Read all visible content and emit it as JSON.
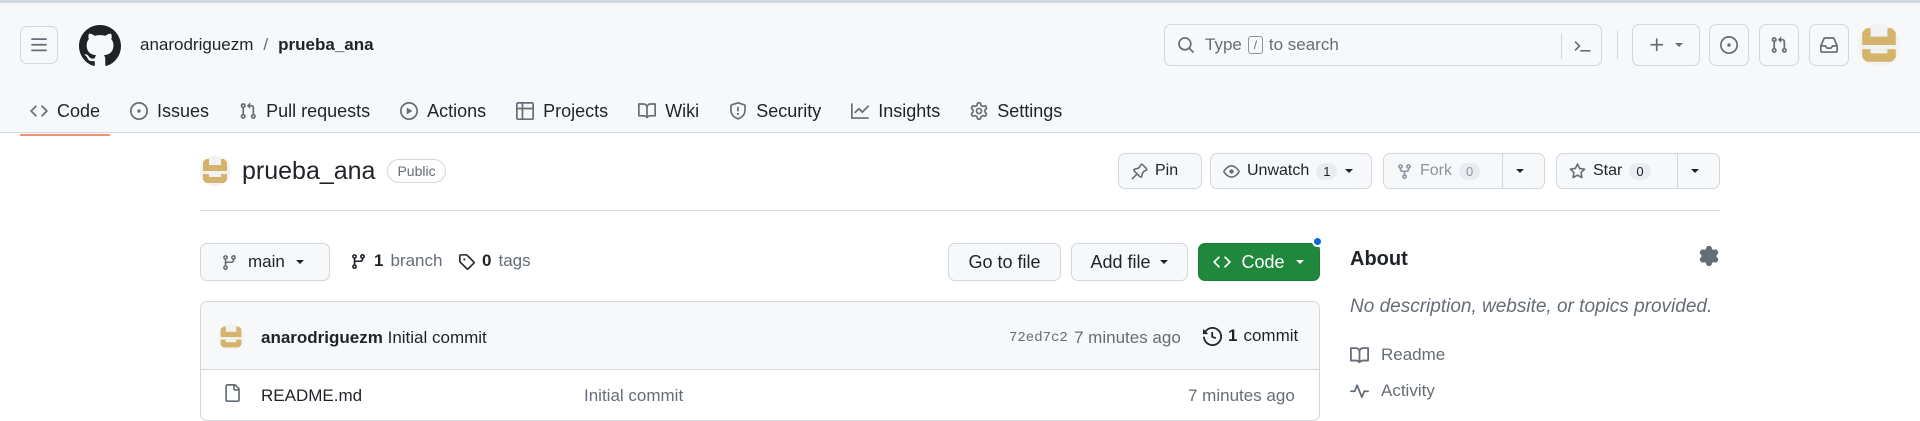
{
  "header": {
    "owner": "anarodriguezm",
    "separator": "/",
    "repo": "prueba_ana",
    "search": {
      "pre": "Type",
      "key": "/",
      "post": "to search"
    }
  },
  "nav_tabs": [
    {
      "label": "Code",
      "icon": "code-icon",
      "active": true
    },
    {
      "label": "Issues",
      "icon": "issue-icon"
    },
    {
      "label": "Pull requests",
      "icon": "pull-request-icon"
    },
    {
      "label": "Actions",
      "icon": "play-icon"
    },
    {
      "label": "Projects",
      "icon": "table-icon"
    },
    {
      "label": "Wiki",
      "icon": "book-icon"
    },
    {
      "label": "Security",
      "icon": "shield-icon"
    },
    {
      "label": "Insights",
      "icon": "graph-icon"
    },
    {
      "label": "Settings",
      "icon": "gear-icon"
    }
  ],
  "repo": {
    "title": "prueba_ana",
    "visibility": "Public",
    "actions": {
      "pin": "Pin",
      "unwatch": "Unwatch",
      "watch_count": "1",
      "fork": "Fork",
      "fork_count": "0",
      "star": "Star",
      "star_count": "0"
    }
  },
  "toolbar": {
    "branch": "main",
    "branch_count": "1",
    "branch_label": "branch",
    "tag_count": "0",
    "tag_label": "tags",
    "go_to_file": "Go to file",
    "add_file": "Add file",
    "code": "Code"
  },
  "latest_commit": {
    "author": "anarodriguezm",
    "message": "Initial commit",
    "sha": "72ed7c2",
    "time": "7 minutes ago",
    "count": "1",
    "count_label": "commit"
  },
  "files": [
    {
      "name": "README.md",
      "commit": "Initial commit",
      "time": "7 minutes ago",
      "icon": "file-icon"
    }
  ],
  "about": {
    "title": "About",
    "description": "No description, website, or topics provided.",
    "links": [
      {
        "label": "Readme",
        "icon": "book-icon"
      },
      {
        "label": "Activity",
        "icon": "pulse-icon"
      }
    ]
  },
  "colors": {
    "primary_button": "#1f883d",
    "active_tab_underline": "#fd8c73",
    "notification_dot": "#0969da"
  }
}
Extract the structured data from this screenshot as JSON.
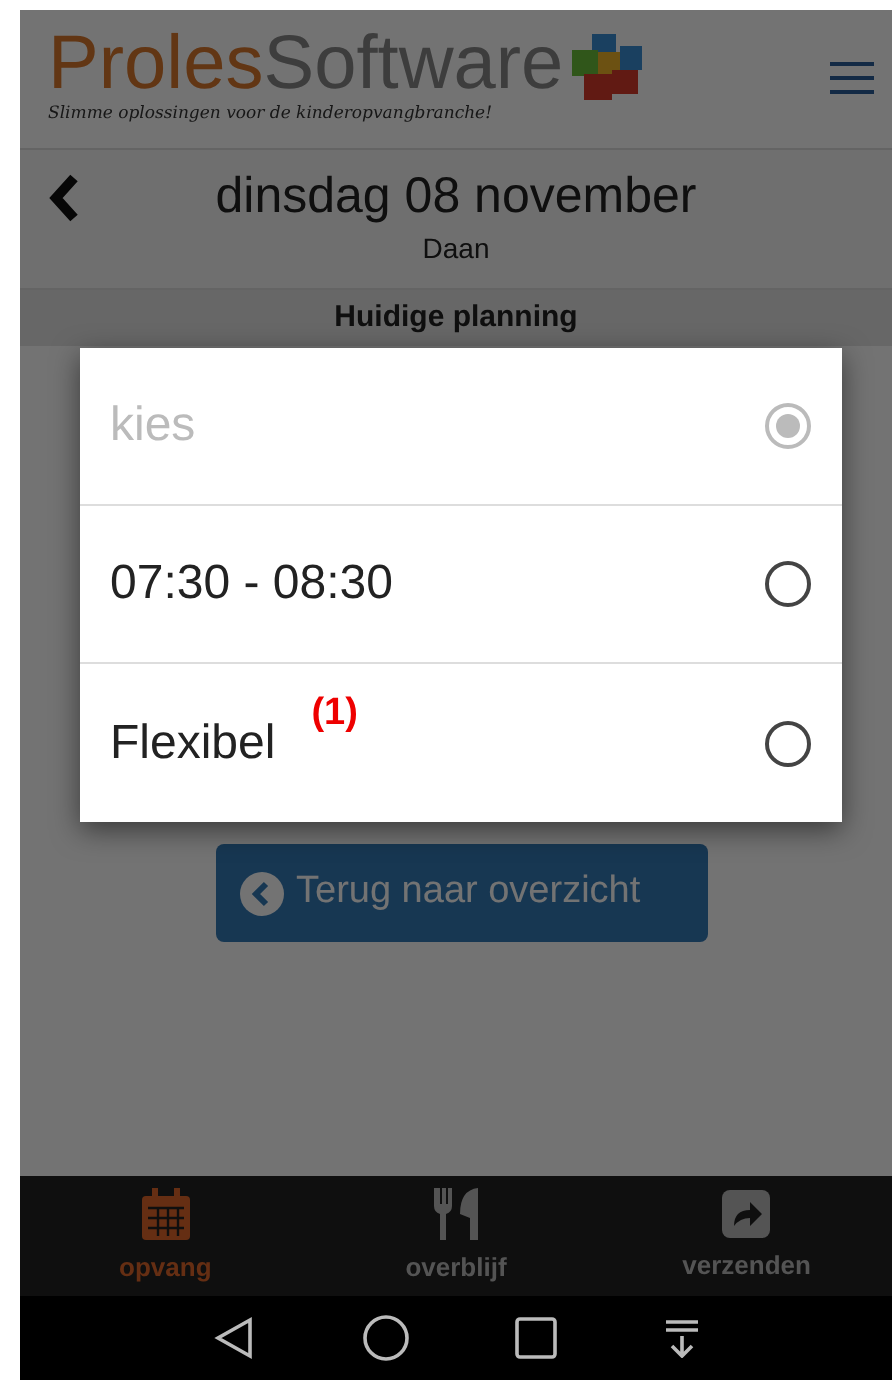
{
  "header": {
    "brand_primary": "Proles",
    "brand_secondary": "Software",
    "tagline": "Slimme oplossingen voor de kinderopvangbranche!"
  },
  "day": {
    "title": "dinsdag 08 november",
    "child": "Daan"
  },
  "section": {
    "title": "Huidige planning"
  },
  "dialog": {
    "options": [
      {
        "label": "kies",
        "selected": true,
        "disabled": true
      },
      {
        "label": "07:30 - 08:30",
        "selected": false,
        "disabled": false
      },
      {
        "label": "Flexibel",
        "selected": false,
        "disabled": false,
        "annotation": "(1)"
      }
    ]
  },
  "back_button": {
    "label": "Terug naar overzicht"
  },
  "bottom_nav": [
    {
      "kind": "calendar",
      "label": "opvang",
      "selected": true
    },
    {
      "kind": "cutlery",
      "label": "overblijf",
      "selected": false
    },
    {
      "kind": "share",
      "label": "verzenden",
      "selected": false
    }
  ]
}
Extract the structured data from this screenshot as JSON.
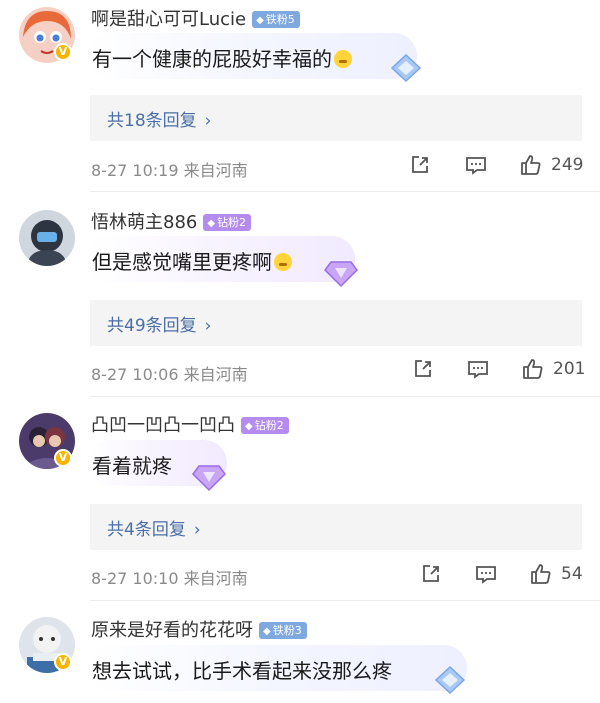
{
  "comments": [
    {
      "username": "啊是甜心可可Lucie",
      "badge": "铁粉5",
      "badge_type": "iron",
      "text": "有一个健康的屁股好幸福的",
      "emoji": "crying-laugh-emoji",
      "replies_label": "共18条回复",
      "meta": "8-27 10:19  来自河南",
      "likes": "249",
      "verified": true
    },
    {
      "username": "悟林萌主886",
      "badge": "钻粉2",
      "badge_type": "drill",
      "text": "但是感觉嘴里更疼啊",
      "emoji": "laughing-emoji",
      "replies_label": "共49条回复",
      "meta": "8-27 10:06  来自河南",
      "likes": "201",
      "verified": false
    },
    {
      "username": "凸凹一凹凸一凹凸",
      "badge": "钻粉2",
      "badge_type": "drill",
      "text": "看着就疼",
      "emoji": "",
      "replies_label": "共4条回复",
      "meta": "8-27 10:10  来自河南",
      "likes": "54",
      "verified": true
    },
    {
      "username": "原来是好看的花花呀",
      "badge": "铁粉3",
      "badge_type": "iron",
      "text": "想去试试，比手术看起来没那么疼",
      "emoji": "",
      "verified": true
    }
  ],
  "icons": {
    "share": "share-icon",
    "comment": "comment-icon",
    "like": "thumbs-up-icon",
    "chevron": "chevron-right-icon"
  },
  "colors": {
    "link": "#4a6ea5",
    "iron_badge": "#7fa8df",
    "drill_badge": "#b48cf0",
    "verified": "#f7b500"
  }
}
==================================================
Drop the pictures and reproduce the rest of the entries above exactly.

** FINAL RESULT **
Read all visible content and emit it as JSON.
{
  "header": {
    "owner": "anarodriguezm",
    "separator": "/",
    "repo": "prueba_ana",
    "search": {
      "pre": "Type",
      "key": "/",
      "post": "to search"
    }
  },
  "nav_tabs": [
    {
      "label": "Code",
      "icon": "code-icon",
      "active": true
    },
    {
      "label": "Issues",
      "icon": "issue-icon"
    },
    {
      "label": "Pull requests",
      "icon": "pull-request-icon"
    },
    {
      "label": "Actions",
      "icon": "play-icon"
    },
    {
      "label": "Projects",
      "icon": "table-icon"
    },
    {
      "label": "Wiki",
      "icon": "book-icon"
    },
    {
      "label": "Security",
      "icon": "shield-icon"
    },
    {
      "label": "Insights",
      "icon": "graph-icon"
    },
    {
      "label": "Settings",
      "icon": "gear-icon"
    }
  ],
  "repo": {
    "title": "prueba_ana",
    "visibility": "Public",
    "actions": {
      "pin": "Pin",
      "unwatch": "Unwatch",
      "watch_count": "1",
      "fork": "Fork",
      "fork_count": "0",
      "star": "Star",
      "star_count": "0"
    }
  },
  "toolbar": {
    "branch": "main",
    "branch_count": "1",
    "branch_label": "branch",
    "tag_count": "0",
    "tag_label": "tags",
    "go_to_file": "Go to file",
    "add_file": "Add file",
    "code": "Code"
  },
  "latest_commit": {
    "author": "anarodriguezm",
    "message": "Initial commit",
    "sha": "72ed7c2",
    "time": "7 minutes ago",
    "count": "1",
    "count_label": "commit"
  },
  "files": [
    {
      "name": "README.md",
      "commit": "Initial commit",
      "time": "7 minutes ago",
      "icon": "file-icon"
    }
  ],
  "about": {
    "title": "About",
    "description": "No description, website, or topics provided.",
    "links": [
      {
        "label": "Readme",
        "icon": "book-icon"
      },
      {
        "label": "Activity",
        "icon": "pulse-icon"
      }
    ]
  },
  "colors": {
    "primary_button": "#1f883d",
    "active_tab_underline": "#fd8c73",
    "notification_dot": "#0969da"
  }
}
Extract the structured data from this screenshot as JSON.
{
  "header": {
    "brand_primary": "Proles",
    "brand_secondary": "Software",
    "tagline": "Slimme oplossingen voor de kinderopvangbranche!"
  },
  "day": {
    "title": "dinsdag 08 november",
    "child": "Daan"
  },
  "section": {
    "title": "Huidige planning"
  },
  "dialog": {
    "options": [
      {
        "label": "kies",
        "selected": true,
        "disabled": true
      },
      {
        "label": "07:30 - 08:30",
        "selected": false,
        "disabled": false
      },
      {
        "label": "Flexibel",
        "selected": false,
        "disabled": false,
        "annotation": "(1)"
      }
    ]
  },
  "back_button": {
    "label": "Terug naar overzicht"
  },
  "bottom_nav": [
    {
      "kind": "calendar",
      "label": "opvang",
      "selected": true
    },
    {
      "kind": "cutlery",
      "label": "overblijf",
      "selected": false
    },
    {
      "kind": "share",
      "label": "verzenden",
      "selected": false
    }
  ]
}
Extract the structured data from this screenshot as JSON.
{
  "comments": [
    {
      "username": "啊是甜心可可Lucie",
      "badge": "铁粉5",
      "badge_type": "iron",
      "text": "有一个健康的屁股好幸福的",
      "emoji": "crying-laugh-emoji",
      "replies_label": "共18条回复",
      "meta": "8-27 10:19  来自河南",
      "likes": "249",
      "verified": true
    },
    {
      "username": "悟林萌主886",
      "badge": "钻粉2",
      "badge_type": "drill",
      "text": "但是感觉嘴里更疼啊",
      "emoji": "laughing-emoji",
      "replies_label": "共49条回复",
      "meta": "8-27 10:06  来自河南",
      "likes": "201",
      "verified": false
    },
    {
      "username": "凸凹一凹凸一凹凸",
      "badge": "钻粉2",
      "badge_type": "drill",
      "text": "看着就疼",
      "emoji": "",
      "replies_label": "共4条回复",
      "meta": "8-27 10:10  来自河南",
      "likes": "54",
      "verified": true
    },
    {
      "username": "原来是好看的花花呀",
      "badge": "铁粉3",
      "badge_type": "iron",
      "text": "想去试试，比手术看起来没那么疼",
      "emoji": "",
      "verified": true
    }
  ],
  "icons": {
    "share": "share-icon",
    "comment": "comment-icon",
    "like": "thumbs-up-icon",
    "chevron": "chevron-right-icon"
  },
  "colors": {
    "link": "#4a6ea5",
    "iron_badge": "#7fa8df",
    "drill_badge": "#b48cf0",
    "verified": "#f7b500"
  }
}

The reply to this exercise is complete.